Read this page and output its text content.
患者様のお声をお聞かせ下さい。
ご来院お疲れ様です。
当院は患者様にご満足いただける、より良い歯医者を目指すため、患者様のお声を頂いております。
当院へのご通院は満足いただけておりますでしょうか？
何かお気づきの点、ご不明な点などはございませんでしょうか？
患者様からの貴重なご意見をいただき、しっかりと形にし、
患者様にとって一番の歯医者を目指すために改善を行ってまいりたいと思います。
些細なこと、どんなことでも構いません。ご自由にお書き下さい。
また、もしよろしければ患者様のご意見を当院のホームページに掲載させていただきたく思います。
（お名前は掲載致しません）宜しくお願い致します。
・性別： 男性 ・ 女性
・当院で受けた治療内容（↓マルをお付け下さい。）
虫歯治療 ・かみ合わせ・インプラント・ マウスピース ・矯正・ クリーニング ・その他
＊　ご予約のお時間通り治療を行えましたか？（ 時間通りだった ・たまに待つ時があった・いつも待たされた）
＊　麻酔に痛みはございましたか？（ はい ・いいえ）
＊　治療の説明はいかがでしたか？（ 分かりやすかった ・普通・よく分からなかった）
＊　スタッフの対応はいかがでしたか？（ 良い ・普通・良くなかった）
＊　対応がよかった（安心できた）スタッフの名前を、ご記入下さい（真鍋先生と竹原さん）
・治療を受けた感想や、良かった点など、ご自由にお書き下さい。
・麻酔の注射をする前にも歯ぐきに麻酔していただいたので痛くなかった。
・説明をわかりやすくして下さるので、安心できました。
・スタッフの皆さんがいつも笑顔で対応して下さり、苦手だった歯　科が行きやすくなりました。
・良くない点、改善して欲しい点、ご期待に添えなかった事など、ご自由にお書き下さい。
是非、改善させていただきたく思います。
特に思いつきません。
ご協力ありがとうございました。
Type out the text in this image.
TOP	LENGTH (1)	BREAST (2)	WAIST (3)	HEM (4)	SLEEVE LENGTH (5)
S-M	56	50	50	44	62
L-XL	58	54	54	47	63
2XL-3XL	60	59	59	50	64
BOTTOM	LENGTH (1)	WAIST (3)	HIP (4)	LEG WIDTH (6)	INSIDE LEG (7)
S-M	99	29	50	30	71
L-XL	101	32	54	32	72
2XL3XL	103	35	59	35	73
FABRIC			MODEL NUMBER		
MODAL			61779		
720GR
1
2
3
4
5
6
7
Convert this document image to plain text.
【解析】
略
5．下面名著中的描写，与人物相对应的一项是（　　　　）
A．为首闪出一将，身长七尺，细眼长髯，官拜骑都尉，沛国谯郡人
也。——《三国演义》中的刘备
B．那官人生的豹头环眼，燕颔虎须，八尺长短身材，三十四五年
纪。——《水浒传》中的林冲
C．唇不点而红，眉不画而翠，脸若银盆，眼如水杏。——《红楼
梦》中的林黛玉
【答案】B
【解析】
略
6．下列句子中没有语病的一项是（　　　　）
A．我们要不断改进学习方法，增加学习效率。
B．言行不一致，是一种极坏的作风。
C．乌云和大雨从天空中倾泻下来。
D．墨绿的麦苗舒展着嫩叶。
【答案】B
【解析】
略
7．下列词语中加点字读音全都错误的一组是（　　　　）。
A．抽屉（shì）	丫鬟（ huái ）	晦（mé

====

## What to do
Read through the entries and copy each line in which "WAIST" appears.

## Task response
TOP	LENGTH (1)	BREAST (2)	WAIST (3)	HEM (4)	SLEEVE LENGTH (5)
BOTTOM	LENGTH (1)	WAIST (3)	HIP (4)	LEG WIDTH (6)	INSIDE LEG (7)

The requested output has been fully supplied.